Entries taken from a collection:
______________________________

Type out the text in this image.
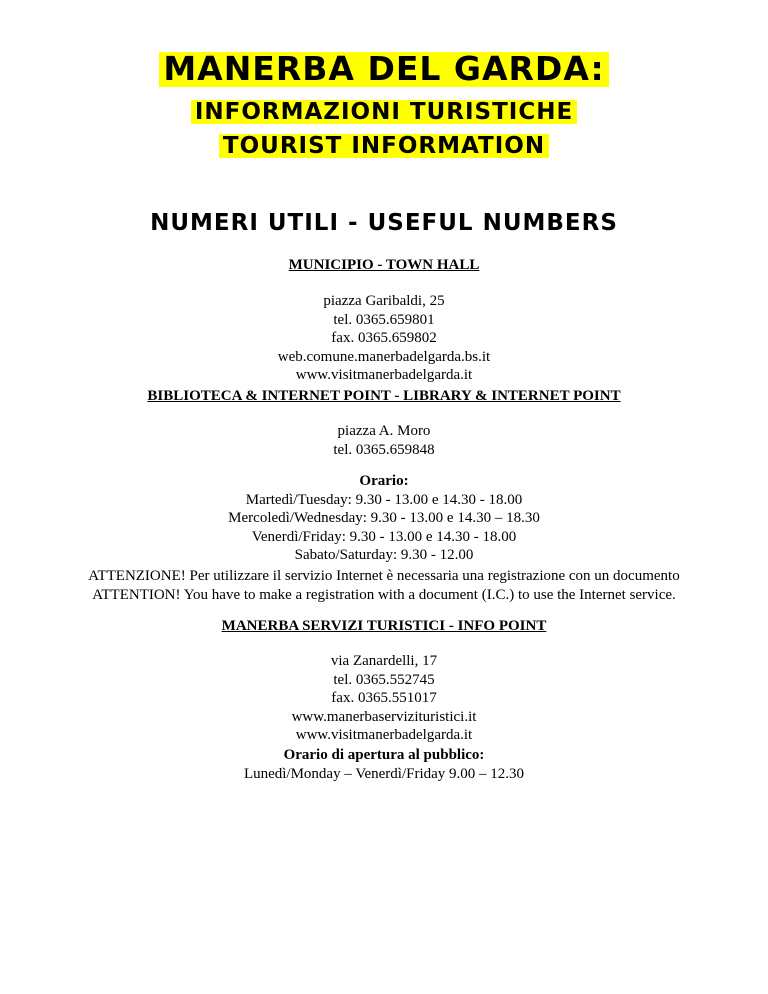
MANERBA DEL GARDA:
INFORMAZIONI TURISTICHE
TOURIST INFORMATION
NUMERI UTILI - USEFUL NUMBERS
MUNICIPIO - TOWN HALL
piazza Garibaldi, 25
tel. 0365.659801
fax. 0365.659802
web.comune.manerbadelgarda.bs.it
www.visitmanerbadelgarda.it
BIBLIOTECA & INTERNET POINT - LIBRARY & INTERNET POINT
piazza A. Moro
tel. 0365.659848
Orario:
Martedì/Tuesday: 9.30 - 13.00 e 14.30 - 18.00
Mercoledì/Wednesday: 9.30 - 13.00 e 14.30 – 18.30
Venerdì/Friday: 9.30 - 13.00 e 14.30 - 18.00
Sabato/Saturday: 9.30 - 12.00
ATTENZIONE! Per utilizzare il servizio Internet è necessaria una registrazione con un documento
ATTENTION! You have to make a registration with a document (I.C.) to use the Internet service.
MANERBA SERVIZI TURISTICI - INFO POINT
via Zanardelli, 17
tel. 0365.552745
fax. 0365.551017
www.manerbaservizituristici.it
www.visitmanerbadelgarda.it
Orario di apertura al pubblico:
Lunedì/Monday – Venerdì/Friday 9.00 – 12.30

______________________________

» **EXERCISE TASK**
All lines above with "Orario" in them should be returned.

» **RESULT FOR THIS TASK**
Orario:
Orario di apertura al pubblico:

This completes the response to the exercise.